Data supplied:
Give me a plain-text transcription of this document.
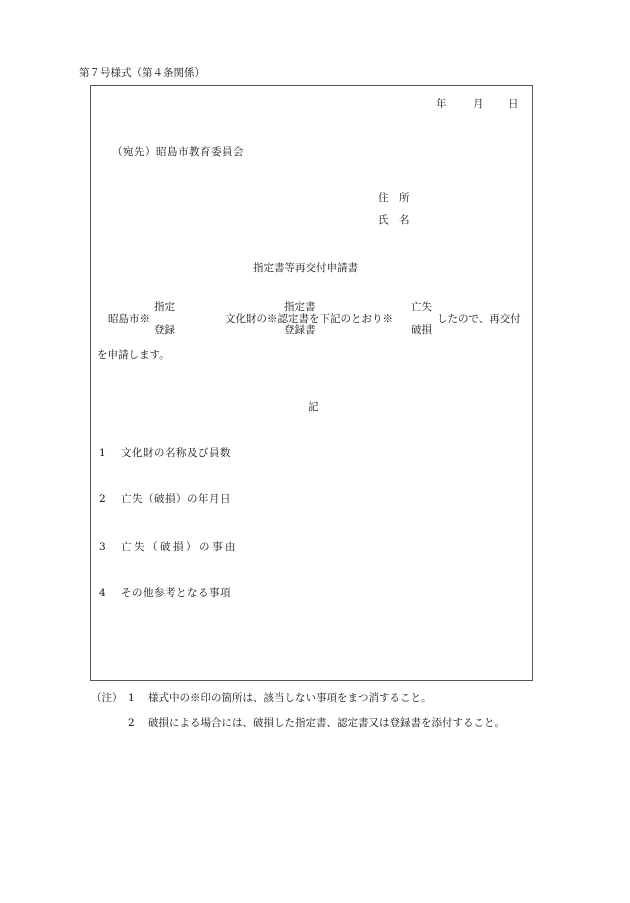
第７号様式（第４条関係）
年	月 日
（宛先）昭島市教育委員会
住　所
氏　名
指定書等再交付申請書
昭島市※
指定
登録
指定書
文化財の※認定書を下記のとおり※
登録書
亡失
破損
したので、再交付
を申請します。
記
1 文化財の名称及び員数
2 亡失（破損）の年月日
3 亡失（破損）の事由
4 その他参考となる事項
（注） 1 様式中の※印の箇所は、該当しない事項をまつ消すること。
2 破損による場合には、破損した指定書、認定書又は登録書を添付すること。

Aim of the task: Leave out the pictures and reproduce the rest of the listing exactly.

Expected answer:
Give me a plain-text transcription of this document.
第７号様式（第４条関係）
年	月 日
（宛先）昭島市教育委員会
住　所
氏　名
指定書等再交付申請書
昭島市※
指定
登録
指定書
文化財の※認定書を下記のとおり※
登録書
亡失
破損
したので、再交付
を申請します。
記
1 文化財の名称及び員数
2 亡失（破損）の年月日
3 亡失（破損）の事由
4 その他参考となる事項
（注） 1 様式中の※印の箇所は、該当しない事項をまつ消すること。
2 破損による場合には、破損した指定書、認定書又は登録書を添付すること。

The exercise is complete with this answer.